Box coordinate listings
begin

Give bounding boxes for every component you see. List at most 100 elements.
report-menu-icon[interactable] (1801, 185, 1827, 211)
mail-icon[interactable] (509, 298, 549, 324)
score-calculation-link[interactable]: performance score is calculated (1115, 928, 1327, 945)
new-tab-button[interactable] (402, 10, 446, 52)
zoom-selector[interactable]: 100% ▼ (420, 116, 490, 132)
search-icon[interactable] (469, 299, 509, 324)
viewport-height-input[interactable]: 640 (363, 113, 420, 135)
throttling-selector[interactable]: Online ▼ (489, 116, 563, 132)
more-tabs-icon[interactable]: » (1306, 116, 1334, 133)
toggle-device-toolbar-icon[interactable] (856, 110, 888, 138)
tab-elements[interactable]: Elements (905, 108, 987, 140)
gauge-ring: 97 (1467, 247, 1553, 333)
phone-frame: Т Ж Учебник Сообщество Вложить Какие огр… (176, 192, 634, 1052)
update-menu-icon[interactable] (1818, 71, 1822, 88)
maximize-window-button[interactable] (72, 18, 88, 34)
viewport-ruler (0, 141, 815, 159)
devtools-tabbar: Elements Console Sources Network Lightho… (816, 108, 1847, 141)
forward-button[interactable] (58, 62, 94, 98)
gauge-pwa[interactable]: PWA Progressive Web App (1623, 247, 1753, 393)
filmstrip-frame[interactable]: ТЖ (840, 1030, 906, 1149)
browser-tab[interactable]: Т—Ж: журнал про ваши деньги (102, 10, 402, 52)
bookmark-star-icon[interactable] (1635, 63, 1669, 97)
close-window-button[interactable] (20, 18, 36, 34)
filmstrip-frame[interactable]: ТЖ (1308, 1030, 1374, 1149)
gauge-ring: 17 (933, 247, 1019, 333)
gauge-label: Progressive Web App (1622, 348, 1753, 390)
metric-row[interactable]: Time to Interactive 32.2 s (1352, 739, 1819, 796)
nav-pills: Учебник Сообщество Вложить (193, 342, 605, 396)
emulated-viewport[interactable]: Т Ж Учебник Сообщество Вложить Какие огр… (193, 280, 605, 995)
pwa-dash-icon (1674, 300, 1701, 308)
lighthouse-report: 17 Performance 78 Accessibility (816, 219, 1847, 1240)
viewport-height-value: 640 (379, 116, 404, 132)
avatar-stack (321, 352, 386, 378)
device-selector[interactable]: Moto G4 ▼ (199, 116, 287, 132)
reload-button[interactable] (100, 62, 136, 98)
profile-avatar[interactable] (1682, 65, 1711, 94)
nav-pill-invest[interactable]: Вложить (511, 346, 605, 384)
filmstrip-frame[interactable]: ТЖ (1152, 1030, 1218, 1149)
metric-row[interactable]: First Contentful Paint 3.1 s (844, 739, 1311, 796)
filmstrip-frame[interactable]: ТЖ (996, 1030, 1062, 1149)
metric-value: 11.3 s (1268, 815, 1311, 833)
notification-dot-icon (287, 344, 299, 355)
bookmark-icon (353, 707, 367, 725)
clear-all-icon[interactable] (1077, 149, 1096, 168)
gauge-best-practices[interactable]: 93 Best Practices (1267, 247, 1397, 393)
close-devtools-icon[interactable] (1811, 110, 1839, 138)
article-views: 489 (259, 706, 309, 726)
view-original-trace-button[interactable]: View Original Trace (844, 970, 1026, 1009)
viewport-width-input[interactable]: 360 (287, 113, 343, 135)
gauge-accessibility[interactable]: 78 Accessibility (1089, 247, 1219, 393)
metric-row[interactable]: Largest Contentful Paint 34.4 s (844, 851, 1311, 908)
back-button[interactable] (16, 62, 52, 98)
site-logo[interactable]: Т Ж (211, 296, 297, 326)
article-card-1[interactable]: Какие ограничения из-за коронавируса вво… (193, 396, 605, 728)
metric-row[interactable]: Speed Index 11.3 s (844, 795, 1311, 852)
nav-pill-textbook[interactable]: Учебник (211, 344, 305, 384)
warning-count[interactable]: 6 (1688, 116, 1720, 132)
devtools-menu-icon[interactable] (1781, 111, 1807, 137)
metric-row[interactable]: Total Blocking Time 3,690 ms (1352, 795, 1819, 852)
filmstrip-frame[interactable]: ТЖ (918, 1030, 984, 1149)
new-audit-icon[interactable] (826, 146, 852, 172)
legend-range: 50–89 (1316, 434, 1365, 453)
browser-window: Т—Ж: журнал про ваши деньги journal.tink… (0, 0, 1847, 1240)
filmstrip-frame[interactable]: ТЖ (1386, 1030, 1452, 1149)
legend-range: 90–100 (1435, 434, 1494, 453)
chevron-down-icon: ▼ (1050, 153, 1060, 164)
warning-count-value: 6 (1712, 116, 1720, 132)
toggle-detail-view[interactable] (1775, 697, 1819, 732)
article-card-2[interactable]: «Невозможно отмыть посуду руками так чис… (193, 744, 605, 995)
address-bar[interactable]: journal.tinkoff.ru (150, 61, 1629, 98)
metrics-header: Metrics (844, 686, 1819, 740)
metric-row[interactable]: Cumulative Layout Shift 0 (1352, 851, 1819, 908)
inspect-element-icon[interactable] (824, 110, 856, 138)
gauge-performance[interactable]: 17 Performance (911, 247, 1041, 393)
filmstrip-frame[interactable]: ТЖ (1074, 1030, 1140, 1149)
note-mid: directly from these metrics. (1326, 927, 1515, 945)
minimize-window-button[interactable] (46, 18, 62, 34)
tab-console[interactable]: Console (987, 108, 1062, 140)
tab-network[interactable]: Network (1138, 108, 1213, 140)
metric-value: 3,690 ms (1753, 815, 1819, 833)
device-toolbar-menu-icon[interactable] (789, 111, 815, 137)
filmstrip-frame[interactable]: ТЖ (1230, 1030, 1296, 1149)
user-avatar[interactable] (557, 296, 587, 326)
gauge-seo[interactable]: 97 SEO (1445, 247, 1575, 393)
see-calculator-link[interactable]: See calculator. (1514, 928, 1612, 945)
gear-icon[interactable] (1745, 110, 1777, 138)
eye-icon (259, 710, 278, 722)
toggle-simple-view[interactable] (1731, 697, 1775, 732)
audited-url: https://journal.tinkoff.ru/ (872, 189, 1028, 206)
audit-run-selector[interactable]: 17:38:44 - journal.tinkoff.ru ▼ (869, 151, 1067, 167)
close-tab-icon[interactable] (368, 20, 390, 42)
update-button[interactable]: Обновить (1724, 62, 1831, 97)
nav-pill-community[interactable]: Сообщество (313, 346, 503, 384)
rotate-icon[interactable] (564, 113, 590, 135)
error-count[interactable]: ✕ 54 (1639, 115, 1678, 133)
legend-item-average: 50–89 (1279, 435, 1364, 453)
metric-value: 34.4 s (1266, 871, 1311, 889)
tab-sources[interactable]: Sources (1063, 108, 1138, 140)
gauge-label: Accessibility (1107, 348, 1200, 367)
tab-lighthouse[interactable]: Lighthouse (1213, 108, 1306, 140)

end

Rewrite the data with "component" changed to "element" and every other character left as it is.

• **Solution**
Give bounding boxes for every element you see. List at most 100 elements.
report-menu-icon[interactable] (1801, 185, 1827, 211)
mail-icon[interactable] (509, 298, 549, 324)
score-calculation-link[interactable]: performance score is calculated (1115, 928, 1327, 945)
new-tab-button[interactable] (402, 10, 446, 52)
zoom-selector[interactable]: 100% ▼ (420, 116, 490, 132)
search-icon[interactable] (469, 299, 509, 324)
viewport-height-input[interactable]: 640 (363, 113, 420, 135)
throttling-selector[interactable]: Online ▼ (489, 116, 563, 132)
more-tabs-icon[interactable]: » (1306, 116, 1334, 133)
toggle-device-toolbar-icon[interactable] (856, 110, 888, 138)
tab-elements[interactable]: Elements (905, 108, 987, 140)
gauge-ring: 97 (1467, 247, 1553, 333)
phone-frame: Т Ж Учебник Сообщество Вложить Какие огр… (176, 192, 634, 1052)
update-menu-icon[interactable] (1818, 71, 1822, 88)
maximize-window-button[interactable] (72, 18, 88, 34)
viewport-ruler (0, 141, 815, 159)
devtools-tabbar: Elements Console Sources Network Lightho… (816, 108, 1847, 141)
forward-button[interactable] (58, 62, 94, 98)
gauge-pwa[interactable]: PWA Progressive Web App (1623, 247, 1753, 393)
filmstrip-frame[interactable]: ТЖ (840, 1030, 906, 1149)
browser-tab[interactable]: Т—Ж: журнал про ваши деньги (102, 10, 402, 52)
bookmark-star-icon[interactable] (1635, 63, 1669, 97)
close-window-button[interactable] (20, 18, 36, 34)
filmstrip-frame[interactable]: ТЖ (1308, 1030, 1374, 1149)
gauge-ring: 17 (933, 247, 1019, 333)
gauge-label: Progressive Web App (1622, 348, 1753, 390)
metric-row[interactable]: Time to Interactive 32.2 s (1352, 739, 1819, 796)
nav-pills: Учебник Сообщество Вложить (193, 342, 605, 396)
emulated-viewport[interactable]: Т Ж Учебник Сообщество Вложить Какие огр… (193, 280, 605, 995)
pwa-dash-icon (1674, 300, 1701, 308)
lighthouse-report: 17 Performance 78 Accessibility (816, 219, 1847, 1240)
viewport-height-value: 640 (379, 116, 404, 132)
avatar-stack (321, 352, 386, 378)
device-selector[interactable]: Moto G4 ▼ (199, 116, 287, 132)
reload-button[interactable] (100, 62, 136, 98)
profile-avatar[interactable] (1682, 65, 1711, 94)
nav-pill-invest[interactable]: Вложить (511, 346, 605, 384)
filmstrip-frame[interactable]: ТЖ (1152, 1030, 1218, 1149)
metric-row[interactable]: First Contentful Paint 3.1 s (844, 739, 1311, 796)
filmstrip-frame[interactable]: ТЖ (996, 1030, 1062, 1149)
metric-value: 11.3 s (1268, 815, 1311, 833)
notification-dot-icon (287, 344, 299, 355)
bookmark-icon (353, 707, 367, 725)
clear-all-icon[interactable] (1077, 149, 1096, 168)
gauge-best-practices[interactable]: 93 Best Practices (1267, 247, 1397, 393)
close-devtools-icon[interactable] (1811, 110, 1839, 138)
article-views: 489 (259, 706, 309, 726)
view-original-trace-button[interactable]: View Original Trace (844, 970, 1026, 1009)
viewport-width-input[interactable]: 360 (287, 113, 343, 135)
gauge-accessibility[interactable]: 78 Accessibility (1089, 247, 1219, 393)
metric-row[interactable]: Largest Contentful Paint 34.4 s (844, 851, 1311, 908)
back-button[interactable] (16, 62, 52, 98)
site-logo[interactable]: Т Ж (211, 296, 297, 326)
article-card-1[interactable]: Какие ограничения из-за коронавируса вво… (193, 396, 605, 728)
metric-row[interactable]: Speed Index 11.3 s (844, 795, 1311, 852)
nav-pill-textbook[interactable]: Учебник (211, 344, 305, 384)
warning-count[interactable]: 6 (1688, 116, 1720, 132)
devtools-menu-icon[interactable] (1781, 111, 1807, 137)
metric-row[interactable]: Total Blocking Time 3,690 ms (1352, 795, 1819, 852)
filmstrip-frame[interactable]: ТЖ (918, 1030, 984, 1149)
new-audit-icon[interactable] (826, 146, 852, 172)
legend-range: 50–89 (1316, 434, 1365, 453)
browser-window: Т—Ж: журнал про ваши деньги journal.tink… (0, 0, 1847, 1240)
filmstrip-frame[interactable]: ТЖ (1386, 1030, 1452, 1149)
legend-range: 90–100 (1435, 434, 1494, 453)
chevron-down-icon: ▼ (1050, 153, 1060, 164)
warning-count-value: 6 (1712, 116, 1720, 132)
toggle-detail-view[interactable] (1775, 697, 1819, 732)
article-card-2[interactable]: «Невозможно отмыть посуду руками так чис… (193, 744, 605, 995)
address-bar[interactable]: journal.tinkoff.ru (150, 61, 1629, 98)
metrics-header: Metrics (844, 686, 1819, 740)
metric-row[interactable]: Cumulative Layout Shift 0 (1352, 851, 1819, 908)
inspect-element-icon[interactable] (824, 110, 856, 138)
gauge-performance[interactable]: 17 Performance (911, 247, 1041, 393)
filmstrip-frame[interactable]: ТЖ (1074, 1030, 1140, 1149)
note-mid: directly from these metrics. (1326, 927, 1515, 945)
minimize-window-button[interactable] (46, 18, 62, 34)
tab-console[interactable]: Console (987, 108, 1062, 140)
tab-network[interactable]: Network (1138, 108, 1213, 140)
metric-value: 3,690 ms (1753, 815, 1819, 833)
device-toolbar-menu-icon[interactable] (789, 111, 815, 137)
filmstrip-frame[interactable]: ТЖ (1230, 1030, 1296, 1149)
user-avatar[interactable] (557, 296, 587, 326)
gauge-seo[interactable]: 97 SEO (1445, 247, 1575, 393)
see-calculator-link[interactable]: See calculator. (1514, 928, 1612, 945)
gear-icon[interactable] (1745, 110, 1777, 138)
eye-icon (259, 710, 278, 722)
toggle-simple-view[interactable] (1731, 697, 1775, 732)
audited-url: https://journal.tinkoff.ru/ (872, 189, 1028, 206)
audit-run-selector[interactable]: 17:38:44 - journal.tinkoff.ru ▼ (869, 151, 1067, 167)
close-tab-icon[interactable] (368, 20, 390, 42)
update-button[interactable]: Обновить (1724, 62, 1831, 97)
nav-pill-community[interactable]: Сообщество (313, 346, 503, 384)
rotate-icon[interactable] (564, 113, 590, 135)
error-count[interactable]: ✕ 54 (1639, 115, 1678, 133)
legend-item-average: 50–89 (1279, 435, 1364, 453)
metric-value: 34.4 s (1266, 871, 1311, 889)
tab-sources[interactable]: Sources (1063, 108, 1138, 140)
gauge-label: Accessibility (1107, 348, 1200, 367)
tab-lighthouse[interactable]: Lighthouse (1213, 108, 1306, 140)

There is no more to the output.